> Short task
Set down the full listing exactly as given. Any pictures are to be left out.

(Dataset items)

○ ○ ○

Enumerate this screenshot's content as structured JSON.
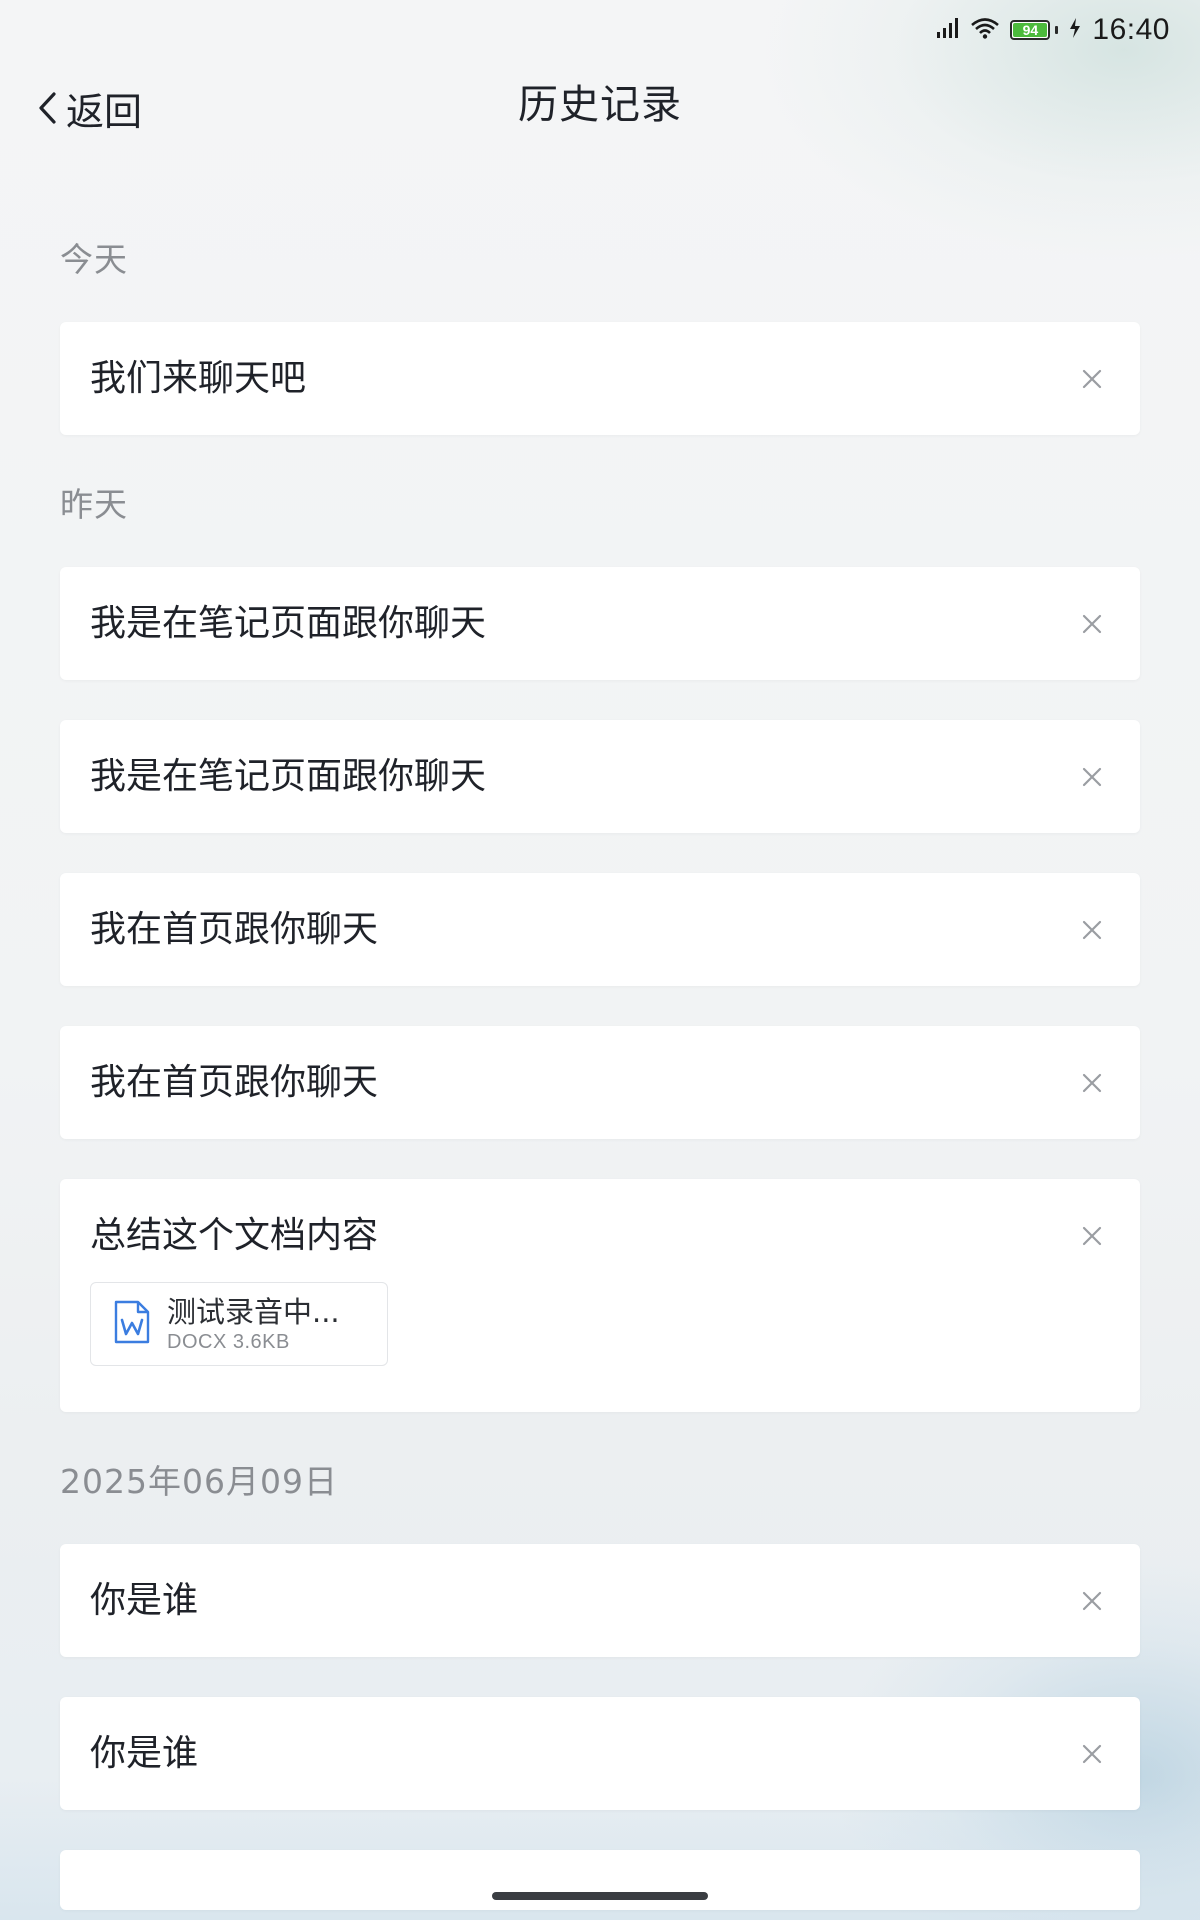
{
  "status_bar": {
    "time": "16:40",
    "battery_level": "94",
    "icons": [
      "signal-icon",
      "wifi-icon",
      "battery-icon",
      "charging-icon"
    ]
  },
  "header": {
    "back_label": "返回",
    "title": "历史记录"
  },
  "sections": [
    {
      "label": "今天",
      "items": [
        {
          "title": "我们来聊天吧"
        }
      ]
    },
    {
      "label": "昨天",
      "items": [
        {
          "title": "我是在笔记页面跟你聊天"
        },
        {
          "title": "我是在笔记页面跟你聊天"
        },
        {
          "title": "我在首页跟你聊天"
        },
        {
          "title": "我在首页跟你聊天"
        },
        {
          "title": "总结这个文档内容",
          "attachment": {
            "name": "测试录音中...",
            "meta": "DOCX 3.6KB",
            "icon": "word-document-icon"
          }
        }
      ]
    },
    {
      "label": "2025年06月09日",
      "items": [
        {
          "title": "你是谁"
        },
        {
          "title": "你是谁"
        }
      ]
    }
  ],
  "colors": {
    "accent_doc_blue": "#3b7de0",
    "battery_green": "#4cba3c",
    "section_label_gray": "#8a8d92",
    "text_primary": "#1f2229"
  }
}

○ ○ ○

> Expected answer
Enumerate this screenshot's content as structured JSON.
{
  "status_bar": {
    "time": "16:40",
    "battery_level": "94",
    "icons": [
      "signal-icon",
      "wifi-icon",
      "battery-icon",
      "charging-icon"
    ]
  },
  "header": {
    "back_label": "返回",
    "title": "历史记录"
  },
  "sections": [
    {
      "label": "今天",
      "items": [
        {
          "title": "我们来聊天吧"
        }
      ]
    },
    {
      "label": "昨天",
      "items": [
        {
          "title": "我是在笔记页面跟你聊天"
        },
        {
          "title": "我是在笔记页面跟你聊天"
        },
        {
          "title": "我在首页跟你聊天"
        },
        {
          "title": "我在首页跟你聊天"
        },
        {
          "title": "总结这个文档内容",
          "attachment": {
            "name": "测试录音中...",
            "meta": "DOCX 3.6KB",
            "icon": "word-document-icon"
          }
        }
      ]
    },
    {
      "label": "2025年06月09日",
      "items": [
        {
          "title": "你是谁"
        },
        {
          "title": "你是谁"
        }
      ]
    }
  ],
  "colors": {
    "accent_doc_blue": "#3b7de0",
    "battery_green": "#4cba3c",
    "section_label_gray": "#8a8d92",
    "text_primary": "#1f2229"
  }
}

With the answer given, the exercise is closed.